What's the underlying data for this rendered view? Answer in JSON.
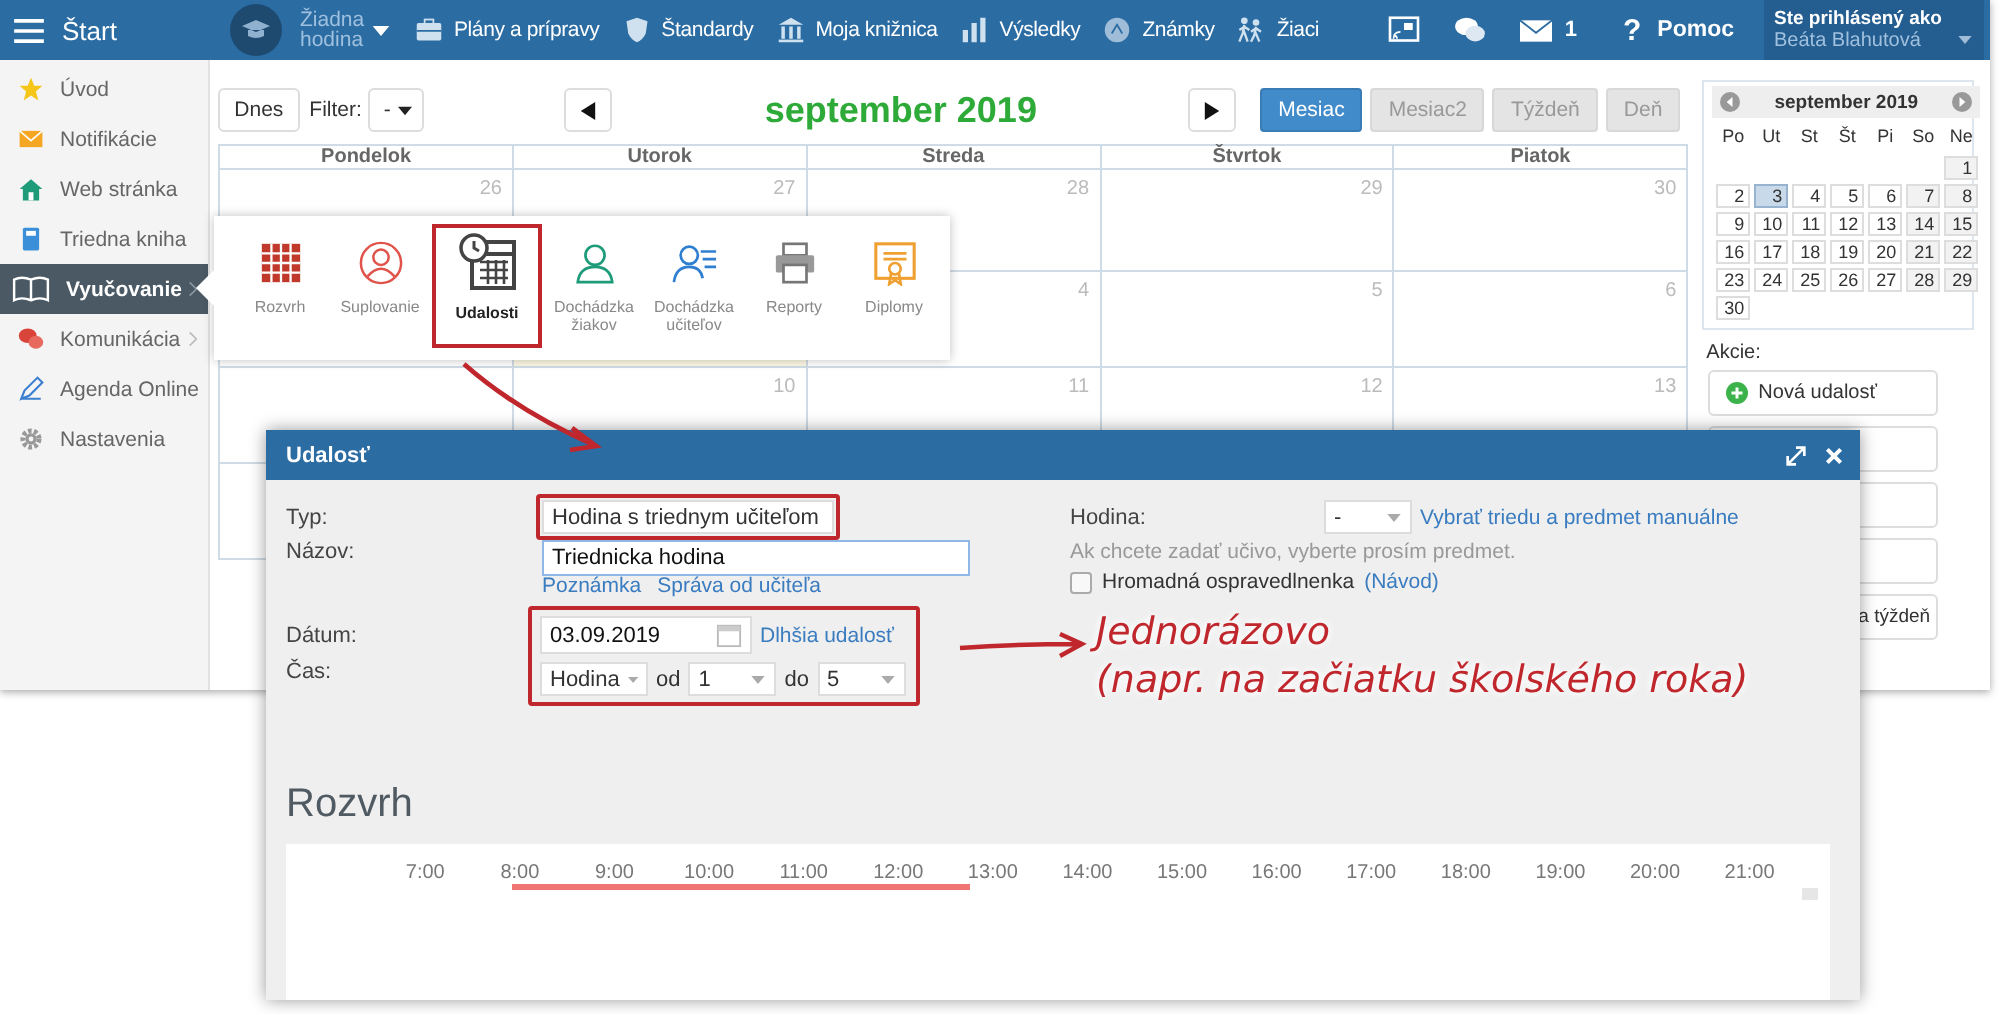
{
  "topbar": {
    "menu_label": "Štart",
    "lesson": "Žiadna hodina",
    "nav": [
      {
        "label": "Plány a prípravy",
        "kind": "briefcase"
      },
      {
        "label": "Štandardy",
        "kind": "shield"
      },
      {
        "label": "Moja knižnica",
        "kind": "library"
      },
      {
        "label": "Výsledky",
        "kind": "chart"
      },
      {
        "label": "Známky",
        "kind": "grade"
      },
      {
        "label": "Žiaci",
        "kind": "pupils"
      }
    ],
    "mail_count": "1",
    "help_icon": "?",
    "help_label": "Pomoc",
    "user_caption": "Ste prihlásený ako",
    "user_name": "Beáta Blahutová"
  },
  "sidebar": [
    {
      "label": "Úvod",
      "kind": "star",
      "selected": false,
      "submenu": false
    },
    {
      "label": "Notifikácie",
      "kind": "mail",
      "selected": false,
      "submenu": false
    },
    {
      "label": "Web stránka",
      "kind": "house",
      "selected": false,
      "submenu": false
    },
    {
      "label": "Triedna kniha",
      "kind": "book",
      "selected": false,
      "submenu": false
    },
    {
      "label": "Vyučovanie",
      "kind": "openbook",
      "selected": true,
      "submenu": true
    },
    {
      "label": "Komunikácia",
      "kind": "chat",
      "selected": false,
      "submenu": true
    },
    {
      "label": "Agenda Online",
      "kind": "pen",
      "selected": false,
      "submenu": false
    },
    {
      "label": "Nastavenia",
      "kind": "gear",
      "selected": false,
      "submenu": false
    }
  ],
  "calendar": {
    "today_button": "Dnes",
    "filter_label": "Filter:",
    "filter_value": "-",
    "title": "september 2019",
    "views": [
      {
        "label": "Mesiac",
        "selected": true
      },
      {
        "label": "Mesiac2",
        "selected": false
      },
      {
        "label": "Týždeň",
        "selected": false
      },
      {
        "label": "Deň",
        "selected": false
      }
    ],
    "weekdays": [
      "Pondelok",
      "Utorok",
      "Streda",
      "Štvrtok",
      "Piatok"
    ],
    "weeks": [
      [
        {
          "day": "26",
          "today": false
        },
        {
          "day": "27",
          "today": false
        },
        {
          "day": "28",
          "today": false
        },
        {
          "day": "29",
          "today": false
        },
        {
          "day": "30",
          "today": false
        }
      ],
      [
        {
          "today": false
        },
        {
          "today": true
        },
        {
          "day": "4",
          "today": false
        },
        {
          "day": "5",
          "today": false
        },
        {
          "day": "6",
          "today": false
        }
      ],
      [
        {
          "today": false
        },
        {
          "day": "10",
          "today": false
        },
        {
          "day": "11",
          "today": false
        },
        {
          "day": "12",
          "today": false
        },
        {
          "day": "13",
          "today": false
        }
      ]
    ]
  },
  "mini_calendar": {
    "title": "september 2019",
    "weekdays": [
      "Po",
      "Ut",
      "St",
      "Št",
      "Pi",
      "So",
      "Ne"
    ],
    "weeks": [
      {
        "kind": "end",
        "days": [
          {
            "day": "1",
            "selected": false
          }
        ]
      },
      {
        "kind": "full",
        "days": [
          {
            "day": "2",
            "selected": false
          },
          {
            "day": "3",
            "selected": true
          },
          {
            "day": "4",
            "selected": false
          },
          {
            "day": "5",
            "selected": false
          },
          {
            "day": "6",
            "selected": false
          },
          {
            "day": "7",
            "selected": false
          },
          {
            "day": "8",
            "selected": false
          }
        ]
      },
      {
        "kind": "full",
        "days": [
          {
            "day": "9",
            "selected": false
          },
          {
            "day": "10",
            "selected": false
          },
          {
            "day": "11",
            "selected": false
          },
          {
            "day": "12",
            "selected": false
          },
          {
            "day": "13",
            "selected": false
          },
          {
            "day": "14",
            "selected": false
          },
          {
            "day": "15",
            "selected": false
          }
        ]
      },
      {
        "kind": "full",
        "days": [
          {
            "day": "16",
            "selected": false
          },
          {
            "day": "17",
            "selected": false
          },
          {
            "day": "18",
            "selected": false
          },
          {
            "day": "19",
            "selected": false
          },
          {
            "day": "20",
            "selected": false
          },
          {
            "day": "21",
            "selected": false
          },
          {
            "day": "22",
            "selected": false
          }
        ]
      },
      {
        "kind": "full",
        "days": [
          {
            "day": "23",
            "selected": false
          },
          {
            "day": "24",
            "selected": false
          },
          {
            "day": "25",
            "selected": false
          },
          {
            "day": "26",
            "selected": false
          },
          {
            "day": "27",
            "selected": false
          },
          {
            "day": "28",
            "selected": false
          },
          {
            "day": "29",
            "selected": false
          }
        ]
      },
      {
        "kind": "start",
        "days": [
          {
            "day": "30",
            "selected": false
          }
        ]
      }
    ]
  },
  "actions": {
    "label": "Akcie:",
    "buttons": [
      {
        "label": "Nová udalosť",
        "kind": "add"
      },
      {
        "kind": "blank"
      },
      {
        "kind": "blank"
      },
      {
        "kind": "blank"
      },
      {
        "label": "a týždeň",
        "kind": "plain"
      }
    ]
  },
  "module_menu": [
    {
      "label": "Rozvrh",
      "kind": "grid",
      "selected": false
    },
    {
      "label": "Suplovanie",
      "kind": "swap",
      "selected": false
    },
    {
      "label": "Udalosti",
      "kind": "events",
      "selected": true
    },
    {
      "label": "Dochádzka žiakov",
      "kind": "person",
      "selected": false
    },
    {
      "label": "Dochádzka učiteľov",
      "kind": "personlist",
      "selected": false
    },
    {
      "label": "Reporty",
      "kind": "printer",
      "selected": false
    },
    {
      "label": "Diplomy",
      "kind": "diploma",
      "selected": false
    }
  ],
  "dialog": {
    "title": "Udalosť",
    "type": {
      "label": "Typ:",
      "value": "Hodina s triednym učiteľom",
      "highlighted": true
    },
    "name": {
      "label": "Názov:",
      "value": "Triednicka hodina"
    },
    "links": [
      "Poznámka",
      "Správa od učiteľa"
    ],
    "date": {
      "label": "Dátum:",
      "value": "03.09.2019",
      "link": "Dlhšia udalosť"
    },
    "time": {
      "label": "Čas:",
      "unit": "Hodina",
      "from_label": "od",
      "from": "1",
      "to_label": "do",
      "to": "5"
    },
    "datetime_highlighted": true,
    "lesson": {
      "label": "Hodina:",
      "value": "-",
      "link": "Vybrať triedu a predmet manuálne",
      "hint": "Ak chcete zadať učivo, vyberte prosím predmet."
    },
    "bulk_excuse": {
      "label": "Hromadná ospravedlnenka",
      "checked": false,
      "link": "(Návod)"
    },
    "schedule": {
      "title": "Rozvrh",
      "hours": [
        "7:00",
        "8:00",
        "9:00",
        "10:00",
        "11:00",
        "12:00",
        "13:00",
        "14:00",
        "15:00",
        "16:00",
        "17:00",
        "18:00",
        "19:00",
        "20:00",
        "21:00"
      ]
    }
  },
  "callout": {
    "lines": [
      "Jednorázovo",
      "(napr. na začiatku školského roka)"
    ]
  }
}
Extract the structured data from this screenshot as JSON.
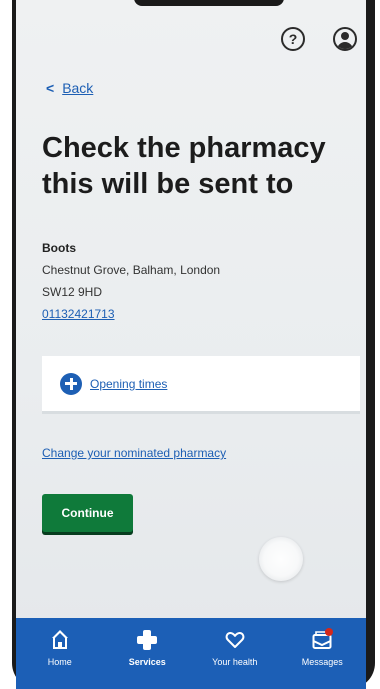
{
  "header": {
    "help_icon": "help-icon",
    "help_glyph": "?",
    "account_icon": "account-icon"
  },
  "back": {
    "label": "Back",
    "glyph": "<"
  },
  "page": {
    "title": "Check the pharmacy this will be sent to"
  },
  "pharmacy": {
    "name": "Boots",
    "address": "Chestnut Grove, Balham, London",
    "postcode": "SW12 9HD",
    "phone": "01132421713"
  },
  "opening_times": {
    "label": "Opening times",
    "icon": "plus-circle-icon"
  },
  "change_link": "Change your nominated pharmacy",
  "continue_label": "Continue",
  "bottom_nav": {
    "items": [
      {
        "label": "Home",
        "icon": "home-icon",
        "active": false
      },
      {
        "label": "Services",
        "icon": "services-cross-icon",
        "active": true
      },
      {
        "label": "Your health",
        "icon": "heart-icon",
        "active": false
      },
      {
        "label": "Messages",
        "icon": "messages-icon",
        "active": false
      }
    ]
  },
  "colors": {
    "link": "#1d5fb4",
    "nav": "#1c5fb6",
    "continue": "#0f7a3a",
    "badge": "#d5281b"
  }
}
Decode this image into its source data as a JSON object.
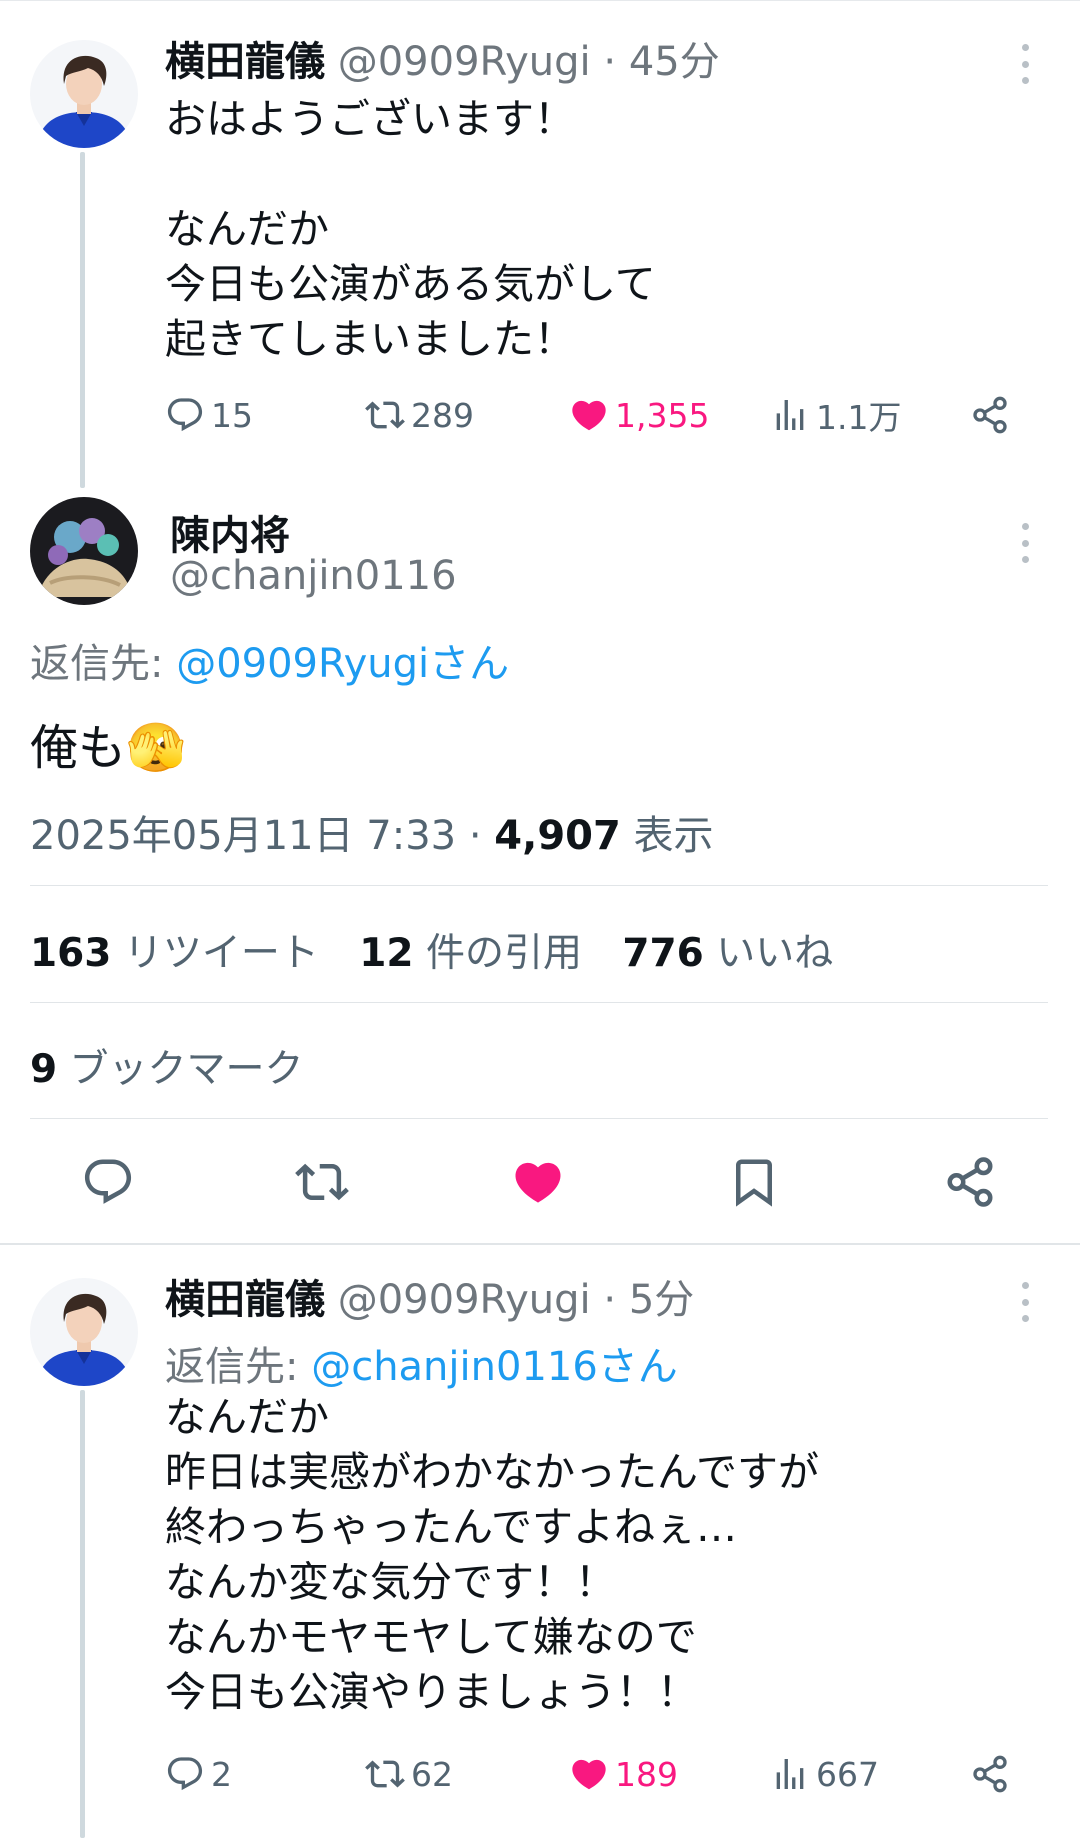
{
  "tweets": [
    {
      "name": "横田龍儀",
      "handle": "@0909Ryugi",
      "time": "45分",
      "lines": [
        "おはようございます！",
        "",
        "なんだか",
        "今日も公演がある気がして",
        "起きてしまいました！"
      ],
      "replies": "15",
      "retweets": "289",
      "likes": "1,355",
      "views": "1.1万"
    },
    {
      "name": "横田龍儀",
      "handle": "@0909Ryugi",
      "time": "5分",
      "reply_to_label": "返信先:",
      "reply_to_user": "@chanjin0116さん",
      "lines": [
        "なんだか",
        "昨日は実感がわかなかったんですが",
        "終わっちゃったんですよねぇ…",
        "なんか変な気分です！！",
        "なんかモヤモヤして嫌なので",
        "今日も公演やりましょう！！"
      ],
      "replies": "2",
      "retweets": "62",
      "likes": "189",
      "views": "667"
    }
  ],
  "main": {
    "name": "陳内将",
    "handle": "@chanjin0116",
    "reply_to_label": "返信先:",
    "reply_to_user": "@0909Ryugiさん",
    "text": "俺も",
    "emoji": "🫣",
    "date": "2025年05月11日 7:33",
    "views_count": "4,907",
    "views_label": "表示",
    "retweets_count": "163",
    "retweets_label": "リツイート",
    "quotes_count": "12",
    "quotes_label": "件の引用",
    "likes_count": "776",
    "likes_label": "いいね",
    "bookmarks_count": "9",
    "bookmarks_label": "ブックマーク"
  },
  "colors": {
    "like": "#f91880",
    "link": "#1d9bf0",
    "muted": "#536471"
  }
}
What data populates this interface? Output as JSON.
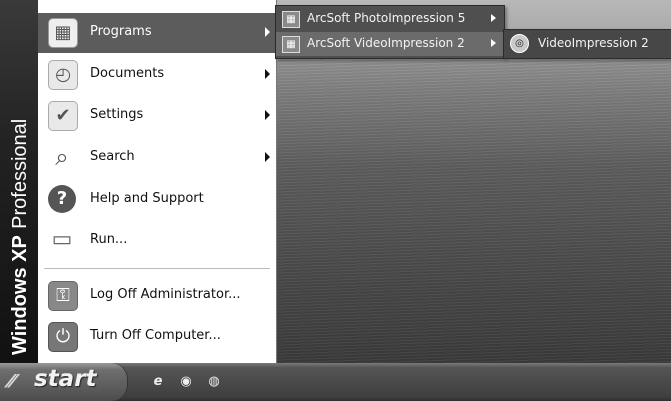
{
  "desktop": {
    "alt": "landscape wallpaper"
  },
  "start_menu": {
    "sidebar_brand_bold": "Windows XP",
    "sidebar_brand_edition": "Professional",
    "items": [
      {
        "label": "Programs",
        "icon": "programs-folder-icon",
        "glyph": "▦",
        "has_submenu": true,
        "active": true
      },
      {
        "label": "Documents",
        "icon": "documents-icon",
        "glyph": "◴",
        "has_submenu": true
      },
      {
        "label": "Settings",
        "icon": "settings-icon",
        "glyph": "✔",
        "has_submenu": true
      },
      {
        "label": "Search",
        "icon": "search-icon",
        "glyph": "⌕",
        "has_submenu": true
      },
      {
        "label": "Help and Support",
        "icon": "help-icon",
        "glyph": "?",
        "has_submenu": false
      },
      {
        "label": "Run...",
        "icon": "run-icon",
        "glyph": "▭",
        "has_submenu": false
      },
      {
        "label": "Log Off Administrator...",
        "icon": "logoff-key-icon",
        "glyph": "⚿",
        "has_submenu": false
      },
      {
        "label": "Turn Off Computer...",
        "icon": "power-icon",
        "glyph": "⏻",
        "has_submenu": false
      }
    ]
  },
  "programs_submenu": {
    "items": [
      {
        "label": "ArcSoft PhotoImpression 5",
        "icon": "program-group-icon",
        "has_submenu": true
      },
      {
        "label": "ArcSoft VideoImpression 2",
        "icon": "program-group-icon",
        "has_submenu": true,
        "active": true
      }
    ]
  },
  "videoimpression_submenu": {
    "items": [
      {
        "label": "VideoImpression 2",
        "icon": "videoimpression-app-icon"
      }
    ]
  },
  "taskbar": {
    "start_label": "start",
    "quick_launch": [
      {
        "icon": "internet-explorer-icon",
        "glyph": "e"
      },
      {
        "icon": "media-player-icon",
        "glyph": "◉"
      },
      {
        "icon": "show-desktop-icon",
        "glyph": "◍"
      }
    ]
  }
}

> _Your objective_:
From the entries above, select each line containing the string "data".

> _Result of the task_:
What's the underlying data for this rendered view? Answer in JSON.
Extract the structured data from this screenshot as JSON.
Decode this image into its source data as a JSON object.
What data populates this interface? Output as JSON.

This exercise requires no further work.